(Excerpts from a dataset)

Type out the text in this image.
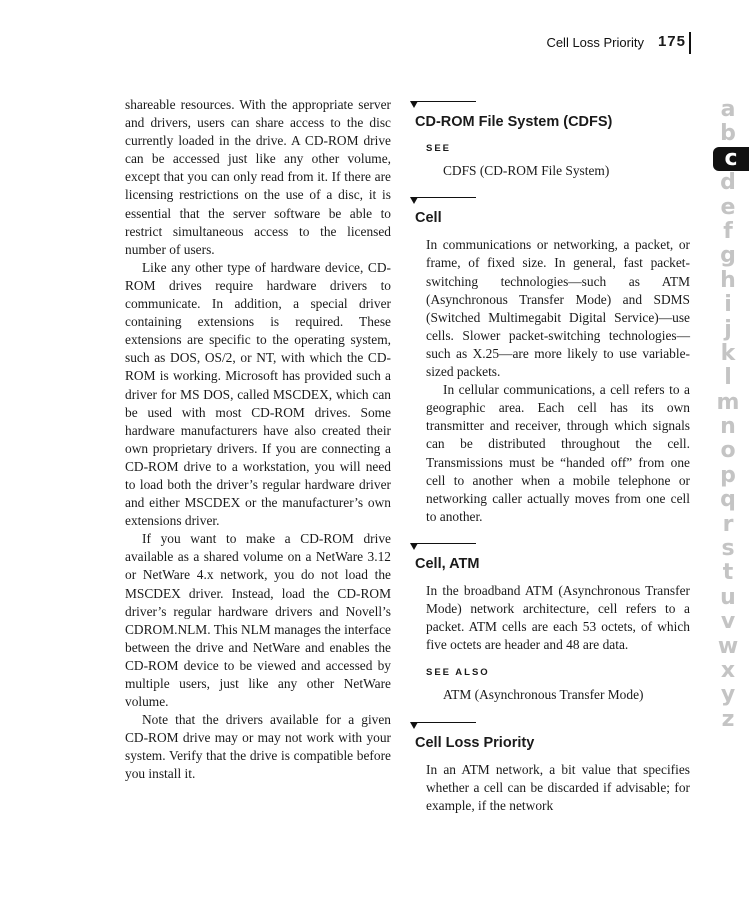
Cell Loss Priority 175

shareable resources. With the appropriate server and drivers, users can share access to the disc currently loaded in the drive. A CD-ROM drive can be accessed just like any other volume, except that you can only read from it. If there are licensing restrictions on the use of a disc, it is essential that the server software be able to restrict simultaneous access to the licensed number of users.

Like any other type of hardware device, CD-ROM drives require hardware drivers to communicate. In addition, a special driver containing extensions is required. These extensions are specific to the operating system, such as DOS, OS/2, or NT, with which the CD-ROM is working. Microsoft has provided such a driver for MS DOS, called MSCDEX, which can be used with most CD-ROM drives. Some hardware manufacturers have also created their own proprietary drivers. If you are connecting a CD-ROM drive to a workstation, you will need to load both the driver’s regular hardware driver and either MSCDEX or the manufacturer’s own extensions driver.

If you want to make a CD-ROM drive available as a shared volume on a NetWare 3.12 or NetWare 4.x network, you do not load the MSCDEX driver. Instead, load the CD-ROM driver’s regular hardware drivers and Novell’s CDROM.NLM. This NLM manages the interface between the drive and NetWare and enables the CD-ROM device to be viewed and accessed by multiple users, just like any other NetWare volume.

Note that the drivers available for a given CD-ROM drive may or may not work with your system. Verify that the drive is compatible before you install it.

CD-ROM File System (CDFS)
SEE
CDFS (CD-ROM File System)
Cell

In communications or networking, a packet, or frame, of fixed size. In general, fast packet-switching technologies—such as ATM (Asynchronous Transfer Mode) and SDMS (Switched Multimegabit Digital Service)—use cells. Slower packet-switching technologies—such as X.25—are more likely to use variable-sized packets.

In cellular communications, a cell refers to a geographic area. Each cell has its own transmitter and receiver, through which signals can be distributed throughout the cell. Transmissions must be “handed off” from one cell to another when a mobile telephone or networking caller actually moves from one cell to another.

Cell, ATM

In the broadband ATM (Asynchronous Transfer Mode) network architecture, cell refers to a packet. ATM cells are each 53 octets, of which five octets are header and 48 are data.

SEE ALSO
ATM (Asynchronous Transfer Mode)
Cell Loss Priority

In an ATM network, a bit value that specifies whether a cell can be discarded if advisable; for example, if the network

a
b
c
d
e
f
g
h
i
j
k
l
m
n
o
p
q
r
s
t
u
v
w
x
y
z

● What is expected: Reprint each of the records exactly and skip the images.

● Written reply:
Type out the text in this image.
Cell Loss Priority 175

shareable resources. With the appropriate server and drivers, users can share access to the disc currently loaded in the drive. A CD-ROM drive can be accessed just like any other volume, except that you can only read from it. If there are licensing restrictions on the use of a disc, it is essential that the server software be able to restrict simultaneous access to the licensed number of users.

Like any other type of hardware device, CD-ROM drives require hardware drivers to communicate. In addition, a special driver containing extensions is required. These extensions are specific to the operating system, such as DOS, OS/2, or NT, with which the CD-ROM is working. Microsoft has provided such a driver for MS DOS, called MSCDEX, which can be used with most CD-ROM drives. Some hardware manufacturers have also created their own proprietary drivers. If you are connecting a CD-ROM drive to a workstation, you will need to load both the driver’s regular hardware driver and either MSCDEX or the manufacturer’s own extensions driver.

If you want to make a CD-ROM drive available as a shared volume on a NetWare 3.12 or NetWare 4.x network, you do not load the MSCDEX driver. Instead, load the CD-ROM driver’s regular hardware drivers and Novell’s CDROM.NLM. This NLM manages the interface between the drive and NetWare and enables the CD-ROM device to be viewed and accessed by multiple users, just like any other NetWare volume.

Note that the drivers available for a given CD-ROM drive may or may not work with your system. Verify that the drive is compatible before you install it.

CD-ROM File System (CDFS)
SEE
CDFS (CD-ROM File System)
Cell

In communications or networking, a packet, or frame, of fixed size. In general, fast packet-switching technologies—such as ATM (Asynchronous Transfer Mode) and SDMS (Switched Multimegabit Digital Service)—use cells. Slower packet-switching technologies—such as X.25—are more likely to use variable-sized packets.

In cellular communications, a cell refers to a geographic area. Each cell has its own transmitter and receiver, through which signals can be distributed throughout the cell. Transmissions must be “handed off” from one cell to another when a mobile telephone or networking caller actually moves from one cell to another.

Cell, ATM

In the broadband ATM (Asynchronous Transfer Mode) network architecture, cell refers to a packet. ATM cells are each 53 octets, of which five octets are header and 48 are data.

SEE ALSO
ATM (Asynchronous Transfer Mode)
Cell Loss Priority

In an ATM network, a bit value that specifies whether a cell can be discarded if advisable; for example, if the network

a
b
c
d
e
f
g
h
i
j
k
l
m
n
o
p
q
r
s
t
u
v
w
x
y
z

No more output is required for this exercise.